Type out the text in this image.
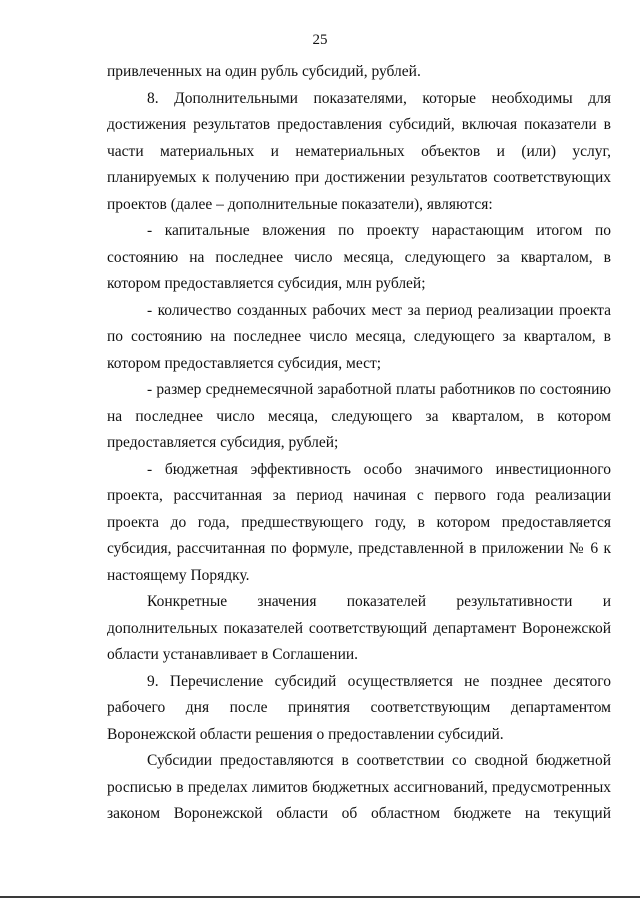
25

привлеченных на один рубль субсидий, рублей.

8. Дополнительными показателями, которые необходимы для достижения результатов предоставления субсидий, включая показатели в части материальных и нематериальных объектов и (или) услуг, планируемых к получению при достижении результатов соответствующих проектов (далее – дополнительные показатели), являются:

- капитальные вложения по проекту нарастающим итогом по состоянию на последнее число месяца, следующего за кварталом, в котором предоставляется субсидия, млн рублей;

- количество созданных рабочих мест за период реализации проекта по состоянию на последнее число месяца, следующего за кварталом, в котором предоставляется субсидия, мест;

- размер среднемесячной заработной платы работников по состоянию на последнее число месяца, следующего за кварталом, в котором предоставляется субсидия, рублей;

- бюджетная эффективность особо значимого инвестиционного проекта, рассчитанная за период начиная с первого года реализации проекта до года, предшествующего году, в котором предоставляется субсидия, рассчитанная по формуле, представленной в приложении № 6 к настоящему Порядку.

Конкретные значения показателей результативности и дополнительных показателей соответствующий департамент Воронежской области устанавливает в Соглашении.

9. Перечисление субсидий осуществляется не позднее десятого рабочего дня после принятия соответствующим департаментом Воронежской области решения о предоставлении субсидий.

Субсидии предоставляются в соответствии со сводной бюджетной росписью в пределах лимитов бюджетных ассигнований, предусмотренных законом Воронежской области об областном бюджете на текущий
____
Work instructions:
Print every entry above again without changing a word, and omit the pictures.

Reply:
Type out the text in this image.
25

привлеченных на один рубль субсидий, рублей.

8. Дополнительными показателями, которые необходимы для достижения результатов предоставления субсидий, включая показатели в части материальных и нематериальных объектов и (или) услуг, планируемых к получению при достижении результатов соответствующих проектов (далее – дополнительные показатели), являются:

- капитальные вложения по проекту нарастающим итогом по состоянию на последнее число месяца, следующего за кварталом, в котором предоставляется субсидия, млн рублей;

- количество созданных рабочих мест за период реализации проекта по состоянию на последнее число месяца, следующего за кварталом, в котором предоставляется субсидия, мест;

- размер среднемесячной заработной платы работников по состоянию на последнее число месяца, следующего за кварталом, в котором предоставляется субсидия, рублей;

- бюджетная эффективность особо значимого инвестиционного проекта, рассчитанная за период начиная с первого года реализации проекта до года, предшествующего году, в котором предоставляется субсидия, рассчитанная по формуле, представленной в приложении № 6 к настоящему Порядку.

Конкретные значения показателей результативности и дополнительных показателей соответствующий департамент Воронежской области устанавливает в Соглашении.

9. Перечисление субсидий осуществляется не позднее десятого рабочего дня после принятия соответствующим департаментом Воронежской области решения о предоставлении субсидий.

Субсидии предоставляются в соответствии со сводной бюджетной росписью в пределах лимитов бюджетных ассигнований, предусмотренных законом Воронежской области об областном бюджете на текущий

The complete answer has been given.